Requirements
Tell how many lines have the string "source" in them, and write nothing besides the number.

--

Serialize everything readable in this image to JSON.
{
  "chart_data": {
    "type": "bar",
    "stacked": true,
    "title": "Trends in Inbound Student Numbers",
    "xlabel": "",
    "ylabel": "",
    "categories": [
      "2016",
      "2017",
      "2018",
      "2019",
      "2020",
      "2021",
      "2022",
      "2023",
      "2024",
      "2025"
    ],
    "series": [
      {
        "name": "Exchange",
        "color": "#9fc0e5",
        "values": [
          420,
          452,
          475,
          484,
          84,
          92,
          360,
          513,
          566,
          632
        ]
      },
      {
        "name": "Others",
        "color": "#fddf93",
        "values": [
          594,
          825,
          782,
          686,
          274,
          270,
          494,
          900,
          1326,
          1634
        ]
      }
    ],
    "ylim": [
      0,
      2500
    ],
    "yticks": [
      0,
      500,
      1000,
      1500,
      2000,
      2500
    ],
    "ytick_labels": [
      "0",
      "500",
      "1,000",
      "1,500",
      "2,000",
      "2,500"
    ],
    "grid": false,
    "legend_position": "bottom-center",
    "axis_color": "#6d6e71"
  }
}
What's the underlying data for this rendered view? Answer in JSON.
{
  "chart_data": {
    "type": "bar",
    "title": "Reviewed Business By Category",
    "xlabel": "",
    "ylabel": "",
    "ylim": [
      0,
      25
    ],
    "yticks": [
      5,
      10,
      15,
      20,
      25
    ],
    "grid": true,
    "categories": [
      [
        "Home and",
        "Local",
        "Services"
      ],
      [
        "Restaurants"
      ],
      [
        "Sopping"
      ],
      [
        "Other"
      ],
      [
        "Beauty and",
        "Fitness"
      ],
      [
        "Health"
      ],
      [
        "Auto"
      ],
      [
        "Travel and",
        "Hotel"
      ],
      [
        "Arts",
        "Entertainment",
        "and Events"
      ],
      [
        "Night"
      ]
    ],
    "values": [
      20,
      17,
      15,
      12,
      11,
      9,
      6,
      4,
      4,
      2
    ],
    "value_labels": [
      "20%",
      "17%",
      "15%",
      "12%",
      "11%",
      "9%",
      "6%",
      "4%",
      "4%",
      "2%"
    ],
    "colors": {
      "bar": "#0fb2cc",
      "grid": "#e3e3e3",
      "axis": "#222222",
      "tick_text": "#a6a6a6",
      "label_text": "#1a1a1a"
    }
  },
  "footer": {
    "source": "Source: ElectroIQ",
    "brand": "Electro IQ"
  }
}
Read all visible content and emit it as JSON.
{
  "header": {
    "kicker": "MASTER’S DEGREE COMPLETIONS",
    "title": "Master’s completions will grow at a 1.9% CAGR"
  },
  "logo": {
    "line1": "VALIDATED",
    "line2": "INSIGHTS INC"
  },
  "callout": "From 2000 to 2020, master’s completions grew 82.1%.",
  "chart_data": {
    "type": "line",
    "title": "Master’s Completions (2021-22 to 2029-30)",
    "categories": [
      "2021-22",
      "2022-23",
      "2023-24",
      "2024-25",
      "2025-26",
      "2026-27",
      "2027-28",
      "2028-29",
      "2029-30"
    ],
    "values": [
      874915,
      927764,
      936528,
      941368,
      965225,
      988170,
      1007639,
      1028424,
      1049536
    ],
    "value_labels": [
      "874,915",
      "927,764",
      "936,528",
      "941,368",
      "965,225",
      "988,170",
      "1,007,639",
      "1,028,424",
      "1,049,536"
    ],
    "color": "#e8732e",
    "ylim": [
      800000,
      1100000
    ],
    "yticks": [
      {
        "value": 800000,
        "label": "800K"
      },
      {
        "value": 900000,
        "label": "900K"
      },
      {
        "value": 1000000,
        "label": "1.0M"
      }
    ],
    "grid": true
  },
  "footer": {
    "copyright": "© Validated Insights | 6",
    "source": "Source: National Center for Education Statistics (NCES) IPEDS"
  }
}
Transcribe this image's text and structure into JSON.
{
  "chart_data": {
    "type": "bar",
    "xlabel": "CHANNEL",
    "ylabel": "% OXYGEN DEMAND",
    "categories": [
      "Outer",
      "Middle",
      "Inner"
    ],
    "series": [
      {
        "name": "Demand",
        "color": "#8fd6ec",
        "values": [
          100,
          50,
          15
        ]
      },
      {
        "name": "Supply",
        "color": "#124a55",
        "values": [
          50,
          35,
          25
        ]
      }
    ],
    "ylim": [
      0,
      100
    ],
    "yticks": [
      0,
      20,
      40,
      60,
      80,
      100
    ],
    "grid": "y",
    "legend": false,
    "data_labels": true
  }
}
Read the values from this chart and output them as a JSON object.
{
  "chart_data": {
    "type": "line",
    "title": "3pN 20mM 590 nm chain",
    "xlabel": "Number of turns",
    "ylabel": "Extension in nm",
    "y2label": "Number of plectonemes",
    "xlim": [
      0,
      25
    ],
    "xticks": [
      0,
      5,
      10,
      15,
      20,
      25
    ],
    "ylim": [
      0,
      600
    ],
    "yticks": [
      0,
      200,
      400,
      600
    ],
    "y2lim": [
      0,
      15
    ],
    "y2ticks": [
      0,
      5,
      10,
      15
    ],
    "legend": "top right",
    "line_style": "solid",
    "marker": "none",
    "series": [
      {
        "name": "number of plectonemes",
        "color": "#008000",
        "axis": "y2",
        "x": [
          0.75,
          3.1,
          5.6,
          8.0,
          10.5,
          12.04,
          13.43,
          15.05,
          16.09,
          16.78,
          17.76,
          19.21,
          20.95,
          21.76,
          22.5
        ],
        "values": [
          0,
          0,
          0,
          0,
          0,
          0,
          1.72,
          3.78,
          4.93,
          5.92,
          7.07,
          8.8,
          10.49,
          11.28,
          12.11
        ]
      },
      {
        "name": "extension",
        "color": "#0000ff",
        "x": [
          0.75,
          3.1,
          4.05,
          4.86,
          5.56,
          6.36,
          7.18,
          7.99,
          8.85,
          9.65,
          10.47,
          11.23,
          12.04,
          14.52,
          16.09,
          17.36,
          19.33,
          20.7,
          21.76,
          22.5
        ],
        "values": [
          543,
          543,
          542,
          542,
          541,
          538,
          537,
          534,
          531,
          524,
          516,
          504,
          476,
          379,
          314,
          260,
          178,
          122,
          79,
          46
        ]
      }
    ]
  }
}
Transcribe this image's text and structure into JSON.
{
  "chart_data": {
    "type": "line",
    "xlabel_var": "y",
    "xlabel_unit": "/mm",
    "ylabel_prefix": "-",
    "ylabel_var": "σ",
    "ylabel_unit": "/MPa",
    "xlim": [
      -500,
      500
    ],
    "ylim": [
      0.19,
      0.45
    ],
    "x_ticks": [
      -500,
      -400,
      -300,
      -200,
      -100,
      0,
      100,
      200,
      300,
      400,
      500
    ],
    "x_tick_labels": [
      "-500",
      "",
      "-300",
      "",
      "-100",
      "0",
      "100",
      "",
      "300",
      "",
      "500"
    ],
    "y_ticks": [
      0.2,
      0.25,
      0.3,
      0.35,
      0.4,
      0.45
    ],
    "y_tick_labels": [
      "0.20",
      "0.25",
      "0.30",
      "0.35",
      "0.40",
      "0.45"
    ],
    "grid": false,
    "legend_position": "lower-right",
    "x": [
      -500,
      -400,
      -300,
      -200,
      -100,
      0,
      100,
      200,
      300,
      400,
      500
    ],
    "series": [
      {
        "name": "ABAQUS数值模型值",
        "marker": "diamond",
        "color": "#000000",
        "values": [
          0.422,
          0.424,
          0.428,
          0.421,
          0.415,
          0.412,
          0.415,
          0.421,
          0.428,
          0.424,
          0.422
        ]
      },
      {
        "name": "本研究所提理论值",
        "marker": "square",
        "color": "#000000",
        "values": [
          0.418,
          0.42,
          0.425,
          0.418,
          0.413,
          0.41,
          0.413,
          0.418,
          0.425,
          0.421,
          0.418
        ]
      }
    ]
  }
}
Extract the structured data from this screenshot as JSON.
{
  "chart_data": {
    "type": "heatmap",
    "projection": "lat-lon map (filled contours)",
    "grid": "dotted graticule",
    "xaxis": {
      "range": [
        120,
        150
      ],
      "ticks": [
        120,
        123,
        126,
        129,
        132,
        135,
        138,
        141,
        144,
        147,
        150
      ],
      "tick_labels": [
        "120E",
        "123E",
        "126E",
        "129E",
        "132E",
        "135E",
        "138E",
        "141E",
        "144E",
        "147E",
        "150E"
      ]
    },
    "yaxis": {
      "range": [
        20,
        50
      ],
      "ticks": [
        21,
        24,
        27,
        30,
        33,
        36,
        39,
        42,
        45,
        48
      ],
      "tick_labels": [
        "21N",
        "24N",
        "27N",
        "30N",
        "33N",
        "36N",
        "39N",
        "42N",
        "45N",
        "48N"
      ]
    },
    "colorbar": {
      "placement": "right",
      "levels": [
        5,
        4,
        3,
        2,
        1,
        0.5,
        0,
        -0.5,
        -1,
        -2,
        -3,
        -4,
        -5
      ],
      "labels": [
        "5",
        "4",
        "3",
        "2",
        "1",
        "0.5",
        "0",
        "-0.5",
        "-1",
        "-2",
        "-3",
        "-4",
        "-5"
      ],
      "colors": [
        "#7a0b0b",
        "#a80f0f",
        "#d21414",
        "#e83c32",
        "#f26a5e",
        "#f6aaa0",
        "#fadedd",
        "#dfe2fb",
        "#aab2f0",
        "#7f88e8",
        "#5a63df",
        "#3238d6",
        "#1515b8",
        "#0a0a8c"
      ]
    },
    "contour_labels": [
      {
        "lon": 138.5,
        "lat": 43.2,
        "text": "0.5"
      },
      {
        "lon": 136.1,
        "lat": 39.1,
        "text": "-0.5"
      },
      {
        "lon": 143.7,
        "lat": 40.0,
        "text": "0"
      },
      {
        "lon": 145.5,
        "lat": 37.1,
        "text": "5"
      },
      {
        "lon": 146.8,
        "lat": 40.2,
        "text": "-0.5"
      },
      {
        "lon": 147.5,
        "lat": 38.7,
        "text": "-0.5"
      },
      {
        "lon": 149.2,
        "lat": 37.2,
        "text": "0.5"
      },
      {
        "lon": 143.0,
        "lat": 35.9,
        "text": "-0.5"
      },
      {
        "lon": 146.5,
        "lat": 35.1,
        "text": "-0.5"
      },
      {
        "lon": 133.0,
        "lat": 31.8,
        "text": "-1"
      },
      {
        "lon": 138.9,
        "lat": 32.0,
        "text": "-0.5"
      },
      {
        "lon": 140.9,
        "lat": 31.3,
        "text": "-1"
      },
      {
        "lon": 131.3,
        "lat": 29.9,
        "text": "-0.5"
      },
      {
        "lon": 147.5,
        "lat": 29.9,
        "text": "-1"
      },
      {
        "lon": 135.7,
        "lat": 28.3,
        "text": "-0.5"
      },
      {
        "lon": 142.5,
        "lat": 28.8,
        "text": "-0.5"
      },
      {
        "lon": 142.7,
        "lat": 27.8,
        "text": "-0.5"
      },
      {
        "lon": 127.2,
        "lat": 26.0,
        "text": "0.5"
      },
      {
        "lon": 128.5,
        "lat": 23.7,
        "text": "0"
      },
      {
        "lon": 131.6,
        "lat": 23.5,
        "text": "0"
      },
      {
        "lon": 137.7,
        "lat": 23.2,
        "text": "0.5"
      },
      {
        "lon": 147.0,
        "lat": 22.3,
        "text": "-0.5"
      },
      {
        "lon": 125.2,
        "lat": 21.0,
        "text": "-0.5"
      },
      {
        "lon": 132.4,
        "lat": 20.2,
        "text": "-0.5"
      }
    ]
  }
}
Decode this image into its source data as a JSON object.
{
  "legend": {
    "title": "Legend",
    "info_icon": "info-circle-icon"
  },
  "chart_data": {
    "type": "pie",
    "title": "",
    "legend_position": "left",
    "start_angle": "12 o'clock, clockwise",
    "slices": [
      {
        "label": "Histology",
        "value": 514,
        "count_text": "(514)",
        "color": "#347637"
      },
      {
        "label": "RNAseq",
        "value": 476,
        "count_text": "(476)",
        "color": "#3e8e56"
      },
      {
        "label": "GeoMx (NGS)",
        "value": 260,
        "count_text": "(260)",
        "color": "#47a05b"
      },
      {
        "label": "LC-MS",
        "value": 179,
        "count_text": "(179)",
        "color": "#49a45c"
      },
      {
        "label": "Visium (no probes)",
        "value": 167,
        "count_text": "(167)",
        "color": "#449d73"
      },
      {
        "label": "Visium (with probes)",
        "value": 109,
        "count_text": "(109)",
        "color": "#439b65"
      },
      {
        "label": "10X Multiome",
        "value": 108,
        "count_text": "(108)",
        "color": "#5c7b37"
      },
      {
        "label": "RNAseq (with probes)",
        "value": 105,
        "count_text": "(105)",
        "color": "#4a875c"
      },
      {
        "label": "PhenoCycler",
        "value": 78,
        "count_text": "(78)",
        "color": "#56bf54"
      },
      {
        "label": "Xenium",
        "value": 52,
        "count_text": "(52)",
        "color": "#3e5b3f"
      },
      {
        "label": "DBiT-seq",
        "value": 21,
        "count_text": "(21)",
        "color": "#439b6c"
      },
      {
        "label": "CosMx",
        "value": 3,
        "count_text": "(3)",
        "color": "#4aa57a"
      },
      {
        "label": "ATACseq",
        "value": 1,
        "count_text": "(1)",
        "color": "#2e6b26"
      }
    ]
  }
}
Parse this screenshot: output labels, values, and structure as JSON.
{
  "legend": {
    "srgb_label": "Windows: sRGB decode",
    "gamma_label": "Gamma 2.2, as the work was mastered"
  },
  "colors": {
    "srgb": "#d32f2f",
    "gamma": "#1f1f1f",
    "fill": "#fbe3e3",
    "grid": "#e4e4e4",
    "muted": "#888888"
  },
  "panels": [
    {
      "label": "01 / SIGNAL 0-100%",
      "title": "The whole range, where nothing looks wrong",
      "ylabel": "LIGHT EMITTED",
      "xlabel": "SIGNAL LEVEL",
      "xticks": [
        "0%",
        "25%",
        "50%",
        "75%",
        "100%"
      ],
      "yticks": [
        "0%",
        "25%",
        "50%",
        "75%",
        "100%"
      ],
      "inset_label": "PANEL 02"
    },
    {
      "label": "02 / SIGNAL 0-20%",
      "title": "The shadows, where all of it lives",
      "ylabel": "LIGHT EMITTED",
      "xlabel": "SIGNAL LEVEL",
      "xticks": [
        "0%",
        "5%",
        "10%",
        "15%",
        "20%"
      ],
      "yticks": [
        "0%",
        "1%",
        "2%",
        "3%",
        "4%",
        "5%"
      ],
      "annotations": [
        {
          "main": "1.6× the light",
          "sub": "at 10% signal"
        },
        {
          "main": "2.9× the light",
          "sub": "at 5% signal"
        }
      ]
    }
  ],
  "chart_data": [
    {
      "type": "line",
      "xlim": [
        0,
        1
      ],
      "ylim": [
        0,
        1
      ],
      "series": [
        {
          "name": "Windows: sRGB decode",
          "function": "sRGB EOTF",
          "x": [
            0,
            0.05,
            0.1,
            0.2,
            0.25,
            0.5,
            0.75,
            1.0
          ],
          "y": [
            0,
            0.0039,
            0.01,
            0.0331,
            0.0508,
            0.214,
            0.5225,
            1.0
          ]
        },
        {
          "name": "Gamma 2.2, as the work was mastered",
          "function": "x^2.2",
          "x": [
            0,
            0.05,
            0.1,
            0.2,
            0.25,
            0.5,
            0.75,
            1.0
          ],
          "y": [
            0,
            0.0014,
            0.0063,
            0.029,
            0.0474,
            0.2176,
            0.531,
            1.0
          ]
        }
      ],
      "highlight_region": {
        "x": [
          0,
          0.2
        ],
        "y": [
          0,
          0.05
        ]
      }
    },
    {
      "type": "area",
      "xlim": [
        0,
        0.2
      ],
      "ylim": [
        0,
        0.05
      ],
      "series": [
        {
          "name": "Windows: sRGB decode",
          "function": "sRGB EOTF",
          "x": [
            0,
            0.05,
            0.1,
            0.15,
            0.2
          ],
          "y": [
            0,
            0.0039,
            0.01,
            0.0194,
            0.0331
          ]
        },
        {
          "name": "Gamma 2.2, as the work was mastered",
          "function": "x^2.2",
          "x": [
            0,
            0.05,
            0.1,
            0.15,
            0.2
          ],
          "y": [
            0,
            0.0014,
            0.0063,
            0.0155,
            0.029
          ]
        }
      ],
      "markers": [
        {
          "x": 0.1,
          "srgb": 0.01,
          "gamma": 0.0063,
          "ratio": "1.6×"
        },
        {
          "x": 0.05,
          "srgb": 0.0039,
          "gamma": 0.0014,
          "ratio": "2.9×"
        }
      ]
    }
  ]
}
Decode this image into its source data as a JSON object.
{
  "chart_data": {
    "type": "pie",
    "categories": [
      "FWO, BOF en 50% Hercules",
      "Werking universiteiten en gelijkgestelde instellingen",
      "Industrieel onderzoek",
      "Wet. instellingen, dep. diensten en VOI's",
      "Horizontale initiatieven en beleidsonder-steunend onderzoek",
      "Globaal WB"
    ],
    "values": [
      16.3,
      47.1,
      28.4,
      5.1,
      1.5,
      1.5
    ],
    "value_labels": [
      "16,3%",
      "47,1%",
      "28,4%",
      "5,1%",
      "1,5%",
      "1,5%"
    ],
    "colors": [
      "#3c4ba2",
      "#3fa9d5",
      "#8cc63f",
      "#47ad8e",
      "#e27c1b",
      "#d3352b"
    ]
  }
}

--

Output for this task
4